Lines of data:
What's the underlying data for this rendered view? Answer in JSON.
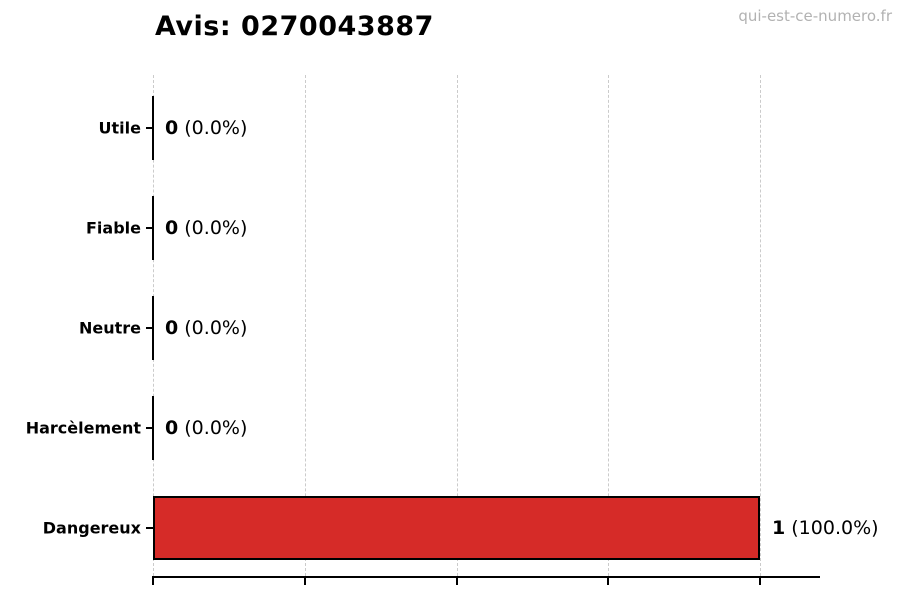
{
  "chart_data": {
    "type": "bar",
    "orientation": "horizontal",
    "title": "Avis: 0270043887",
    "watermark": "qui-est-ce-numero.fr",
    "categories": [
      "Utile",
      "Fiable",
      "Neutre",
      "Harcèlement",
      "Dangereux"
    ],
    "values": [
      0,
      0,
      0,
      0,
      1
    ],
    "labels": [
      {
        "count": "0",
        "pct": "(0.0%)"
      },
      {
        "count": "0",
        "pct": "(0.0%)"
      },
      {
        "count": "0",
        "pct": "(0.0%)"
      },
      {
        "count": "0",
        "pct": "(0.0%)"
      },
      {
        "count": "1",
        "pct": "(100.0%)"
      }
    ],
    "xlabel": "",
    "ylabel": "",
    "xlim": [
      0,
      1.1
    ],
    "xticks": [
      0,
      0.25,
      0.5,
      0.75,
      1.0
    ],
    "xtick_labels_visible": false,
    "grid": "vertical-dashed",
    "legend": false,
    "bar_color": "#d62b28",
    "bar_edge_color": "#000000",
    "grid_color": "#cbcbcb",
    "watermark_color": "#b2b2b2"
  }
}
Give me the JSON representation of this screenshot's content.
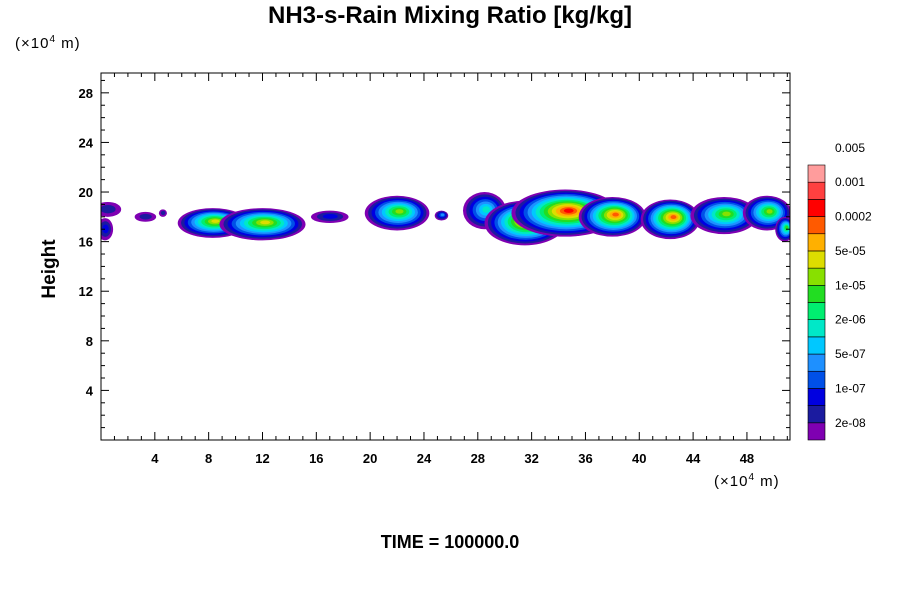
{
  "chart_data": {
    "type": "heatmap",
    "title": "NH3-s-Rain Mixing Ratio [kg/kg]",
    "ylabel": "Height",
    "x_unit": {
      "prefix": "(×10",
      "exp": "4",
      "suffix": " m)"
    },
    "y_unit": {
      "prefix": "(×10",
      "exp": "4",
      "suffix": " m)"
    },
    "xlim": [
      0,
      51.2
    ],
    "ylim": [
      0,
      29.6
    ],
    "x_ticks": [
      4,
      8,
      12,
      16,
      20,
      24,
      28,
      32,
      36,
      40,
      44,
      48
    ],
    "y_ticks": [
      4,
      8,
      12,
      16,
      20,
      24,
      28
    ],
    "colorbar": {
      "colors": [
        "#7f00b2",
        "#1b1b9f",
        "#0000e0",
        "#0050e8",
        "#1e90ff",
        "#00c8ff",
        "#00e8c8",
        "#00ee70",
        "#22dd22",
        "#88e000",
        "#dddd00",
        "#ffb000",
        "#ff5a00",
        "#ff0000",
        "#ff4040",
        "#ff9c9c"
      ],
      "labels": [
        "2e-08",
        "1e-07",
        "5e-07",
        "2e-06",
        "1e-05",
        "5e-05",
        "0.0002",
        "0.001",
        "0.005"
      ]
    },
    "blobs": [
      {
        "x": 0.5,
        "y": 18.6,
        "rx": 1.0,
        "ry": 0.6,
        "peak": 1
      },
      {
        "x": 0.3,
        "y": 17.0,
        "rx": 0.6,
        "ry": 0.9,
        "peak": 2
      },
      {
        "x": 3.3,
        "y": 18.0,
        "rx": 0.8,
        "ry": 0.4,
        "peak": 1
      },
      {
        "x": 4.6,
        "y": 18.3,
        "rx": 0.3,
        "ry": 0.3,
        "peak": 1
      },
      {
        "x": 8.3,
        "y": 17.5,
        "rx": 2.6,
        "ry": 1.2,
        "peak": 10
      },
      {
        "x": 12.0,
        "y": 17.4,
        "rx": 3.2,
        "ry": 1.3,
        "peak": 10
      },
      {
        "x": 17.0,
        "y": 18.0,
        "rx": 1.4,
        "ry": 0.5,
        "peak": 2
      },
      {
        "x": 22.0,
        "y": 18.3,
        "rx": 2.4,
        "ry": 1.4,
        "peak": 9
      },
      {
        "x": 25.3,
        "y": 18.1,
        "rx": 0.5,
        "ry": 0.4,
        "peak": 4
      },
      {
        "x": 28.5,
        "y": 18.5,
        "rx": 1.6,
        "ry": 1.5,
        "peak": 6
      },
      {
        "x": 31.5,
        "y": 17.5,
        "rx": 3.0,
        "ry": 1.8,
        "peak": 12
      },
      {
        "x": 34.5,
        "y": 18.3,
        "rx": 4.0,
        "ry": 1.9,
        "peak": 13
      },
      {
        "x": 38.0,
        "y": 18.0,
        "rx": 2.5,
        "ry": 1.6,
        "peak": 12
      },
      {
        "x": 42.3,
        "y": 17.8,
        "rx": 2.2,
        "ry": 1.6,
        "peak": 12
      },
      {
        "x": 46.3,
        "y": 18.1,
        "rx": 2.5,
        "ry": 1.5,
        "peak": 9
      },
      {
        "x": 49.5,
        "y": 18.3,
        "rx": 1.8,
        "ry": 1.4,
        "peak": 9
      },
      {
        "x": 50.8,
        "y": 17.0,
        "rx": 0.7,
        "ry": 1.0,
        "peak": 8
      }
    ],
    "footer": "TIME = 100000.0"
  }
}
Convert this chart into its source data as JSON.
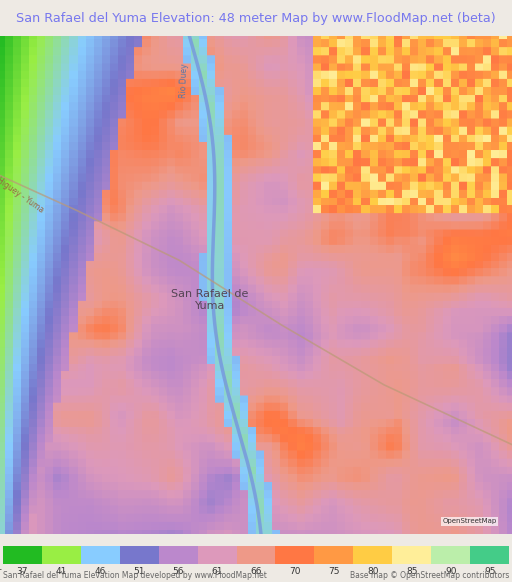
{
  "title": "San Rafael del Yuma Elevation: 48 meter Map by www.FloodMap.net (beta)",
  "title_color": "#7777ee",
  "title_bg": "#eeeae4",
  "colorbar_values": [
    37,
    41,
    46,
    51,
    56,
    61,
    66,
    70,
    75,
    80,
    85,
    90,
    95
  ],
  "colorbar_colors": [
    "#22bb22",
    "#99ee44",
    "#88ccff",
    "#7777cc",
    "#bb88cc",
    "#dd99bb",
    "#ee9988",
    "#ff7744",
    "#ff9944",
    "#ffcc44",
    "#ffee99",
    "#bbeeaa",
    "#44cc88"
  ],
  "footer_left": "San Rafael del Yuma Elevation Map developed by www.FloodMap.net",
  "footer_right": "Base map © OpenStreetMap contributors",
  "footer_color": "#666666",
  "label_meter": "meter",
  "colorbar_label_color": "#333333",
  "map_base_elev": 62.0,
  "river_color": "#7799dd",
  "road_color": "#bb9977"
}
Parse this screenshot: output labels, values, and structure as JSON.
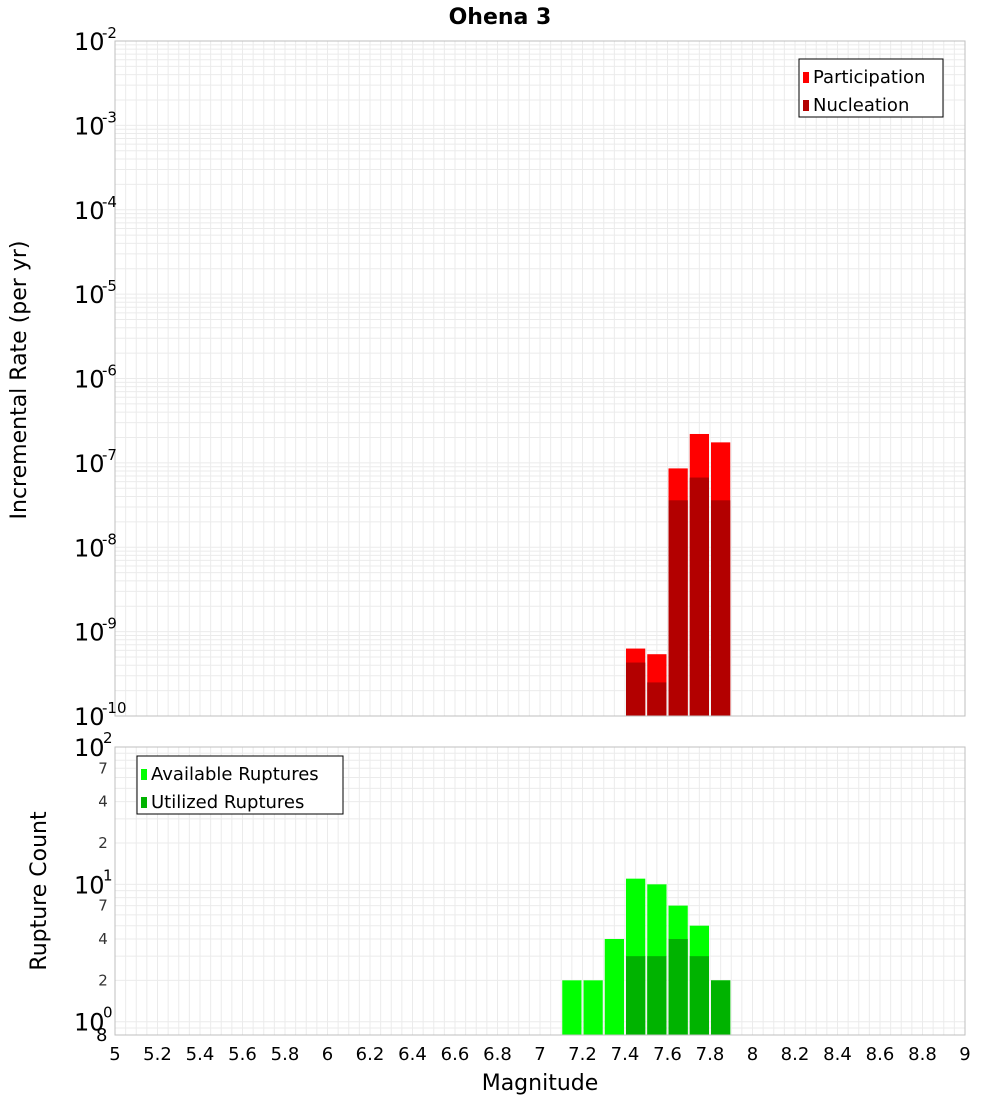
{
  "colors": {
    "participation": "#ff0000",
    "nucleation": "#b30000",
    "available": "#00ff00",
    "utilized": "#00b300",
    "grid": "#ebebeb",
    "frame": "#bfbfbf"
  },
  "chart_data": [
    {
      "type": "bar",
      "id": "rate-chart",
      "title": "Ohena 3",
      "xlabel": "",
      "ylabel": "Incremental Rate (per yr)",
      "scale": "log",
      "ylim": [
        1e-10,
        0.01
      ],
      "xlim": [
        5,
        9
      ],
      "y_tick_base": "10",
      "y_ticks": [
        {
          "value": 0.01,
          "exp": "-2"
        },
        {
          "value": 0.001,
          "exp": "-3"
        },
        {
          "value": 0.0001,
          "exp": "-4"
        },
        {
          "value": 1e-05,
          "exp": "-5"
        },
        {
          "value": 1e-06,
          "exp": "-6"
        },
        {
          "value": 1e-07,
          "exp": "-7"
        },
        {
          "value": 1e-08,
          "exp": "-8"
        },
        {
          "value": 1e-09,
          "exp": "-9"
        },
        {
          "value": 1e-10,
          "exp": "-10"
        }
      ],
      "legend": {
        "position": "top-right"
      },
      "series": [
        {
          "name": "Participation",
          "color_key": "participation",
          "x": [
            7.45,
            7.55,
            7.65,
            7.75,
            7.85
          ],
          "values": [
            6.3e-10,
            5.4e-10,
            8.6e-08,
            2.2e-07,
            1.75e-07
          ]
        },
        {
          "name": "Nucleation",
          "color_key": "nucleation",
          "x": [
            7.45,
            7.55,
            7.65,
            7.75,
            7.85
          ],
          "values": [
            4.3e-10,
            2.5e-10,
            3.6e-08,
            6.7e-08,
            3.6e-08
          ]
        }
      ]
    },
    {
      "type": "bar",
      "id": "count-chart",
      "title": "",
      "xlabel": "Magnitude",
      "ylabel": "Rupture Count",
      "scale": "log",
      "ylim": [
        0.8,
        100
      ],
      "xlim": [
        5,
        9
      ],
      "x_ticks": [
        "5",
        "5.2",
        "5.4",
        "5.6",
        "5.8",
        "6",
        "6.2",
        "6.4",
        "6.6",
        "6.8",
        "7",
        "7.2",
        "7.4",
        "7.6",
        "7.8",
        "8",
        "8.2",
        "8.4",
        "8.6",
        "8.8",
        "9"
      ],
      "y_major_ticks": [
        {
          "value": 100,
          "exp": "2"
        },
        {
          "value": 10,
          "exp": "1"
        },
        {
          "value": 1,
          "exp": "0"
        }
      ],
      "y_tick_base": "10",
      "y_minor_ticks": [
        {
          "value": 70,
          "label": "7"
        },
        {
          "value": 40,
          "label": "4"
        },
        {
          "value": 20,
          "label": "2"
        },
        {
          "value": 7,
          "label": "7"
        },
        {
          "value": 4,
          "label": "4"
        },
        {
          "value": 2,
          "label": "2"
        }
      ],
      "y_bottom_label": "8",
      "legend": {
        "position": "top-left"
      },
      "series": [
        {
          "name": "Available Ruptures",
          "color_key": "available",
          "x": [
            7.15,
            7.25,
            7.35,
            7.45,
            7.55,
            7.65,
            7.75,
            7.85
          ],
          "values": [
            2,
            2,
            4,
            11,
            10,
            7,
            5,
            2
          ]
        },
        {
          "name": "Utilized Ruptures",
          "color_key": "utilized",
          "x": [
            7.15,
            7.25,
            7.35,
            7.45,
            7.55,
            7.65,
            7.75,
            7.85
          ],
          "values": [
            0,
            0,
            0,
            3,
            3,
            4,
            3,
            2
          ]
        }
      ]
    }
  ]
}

## [TASK]
Exactly how many lines of the listing above contain the string "this"? Give no more than the number.

## [OUTPUT OF THE TASK]
4